Task statement — Locate all lines in the data below that hold "based" and show them.
========
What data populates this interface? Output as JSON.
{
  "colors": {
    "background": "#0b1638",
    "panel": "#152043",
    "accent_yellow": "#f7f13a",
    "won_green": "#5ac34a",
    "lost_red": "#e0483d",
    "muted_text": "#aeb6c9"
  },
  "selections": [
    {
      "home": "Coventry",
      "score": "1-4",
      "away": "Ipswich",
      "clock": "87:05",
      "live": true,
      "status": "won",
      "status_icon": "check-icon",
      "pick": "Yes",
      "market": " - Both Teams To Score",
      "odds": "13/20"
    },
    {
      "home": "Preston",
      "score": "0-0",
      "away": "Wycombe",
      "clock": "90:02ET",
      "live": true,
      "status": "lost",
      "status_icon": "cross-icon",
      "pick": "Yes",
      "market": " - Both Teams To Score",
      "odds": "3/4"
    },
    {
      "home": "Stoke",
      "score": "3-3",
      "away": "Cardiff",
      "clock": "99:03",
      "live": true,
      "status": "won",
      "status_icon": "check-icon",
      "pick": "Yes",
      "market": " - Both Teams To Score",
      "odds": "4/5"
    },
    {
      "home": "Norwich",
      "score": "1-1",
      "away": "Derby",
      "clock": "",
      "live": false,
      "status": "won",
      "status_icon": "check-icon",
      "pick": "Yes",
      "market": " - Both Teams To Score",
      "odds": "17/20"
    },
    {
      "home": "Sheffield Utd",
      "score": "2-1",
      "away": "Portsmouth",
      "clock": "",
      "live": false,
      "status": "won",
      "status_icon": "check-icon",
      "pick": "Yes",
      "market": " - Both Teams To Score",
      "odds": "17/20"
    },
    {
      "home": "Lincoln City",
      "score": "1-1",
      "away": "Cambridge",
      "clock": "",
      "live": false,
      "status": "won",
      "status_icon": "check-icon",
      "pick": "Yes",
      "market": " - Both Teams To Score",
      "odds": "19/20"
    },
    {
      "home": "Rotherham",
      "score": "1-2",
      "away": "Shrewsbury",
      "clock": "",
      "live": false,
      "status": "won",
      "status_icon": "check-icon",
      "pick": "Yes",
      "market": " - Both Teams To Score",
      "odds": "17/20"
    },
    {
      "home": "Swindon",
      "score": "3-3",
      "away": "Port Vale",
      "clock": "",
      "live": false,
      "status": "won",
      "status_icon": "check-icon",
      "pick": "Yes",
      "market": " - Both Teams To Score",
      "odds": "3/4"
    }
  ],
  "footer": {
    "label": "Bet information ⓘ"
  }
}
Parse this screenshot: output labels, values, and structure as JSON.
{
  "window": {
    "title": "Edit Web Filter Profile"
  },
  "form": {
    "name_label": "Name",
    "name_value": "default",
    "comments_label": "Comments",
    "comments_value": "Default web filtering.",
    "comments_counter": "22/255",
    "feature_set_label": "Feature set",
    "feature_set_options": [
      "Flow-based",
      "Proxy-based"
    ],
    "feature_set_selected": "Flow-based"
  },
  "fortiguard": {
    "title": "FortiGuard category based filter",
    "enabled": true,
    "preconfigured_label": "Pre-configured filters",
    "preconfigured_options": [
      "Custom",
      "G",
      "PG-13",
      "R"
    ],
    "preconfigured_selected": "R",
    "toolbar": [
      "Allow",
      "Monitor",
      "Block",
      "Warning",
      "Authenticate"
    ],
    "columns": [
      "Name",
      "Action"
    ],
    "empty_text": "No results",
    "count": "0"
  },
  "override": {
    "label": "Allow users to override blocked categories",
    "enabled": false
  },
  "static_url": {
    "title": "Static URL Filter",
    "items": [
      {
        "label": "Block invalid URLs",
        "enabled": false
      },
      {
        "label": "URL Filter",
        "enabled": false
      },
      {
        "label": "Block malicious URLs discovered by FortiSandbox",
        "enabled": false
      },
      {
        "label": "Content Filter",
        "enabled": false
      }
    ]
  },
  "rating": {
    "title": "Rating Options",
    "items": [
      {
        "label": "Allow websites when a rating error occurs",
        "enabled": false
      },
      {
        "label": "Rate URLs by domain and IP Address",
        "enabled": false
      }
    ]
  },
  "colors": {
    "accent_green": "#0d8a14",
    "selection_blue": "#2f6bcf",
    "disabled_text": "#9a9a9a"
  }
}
========
Solution below —
      "Flow-based",
      "Proxy-based"
    "feature_set_selected": "Flow-based"
    "title": "FortiGuard category based filter",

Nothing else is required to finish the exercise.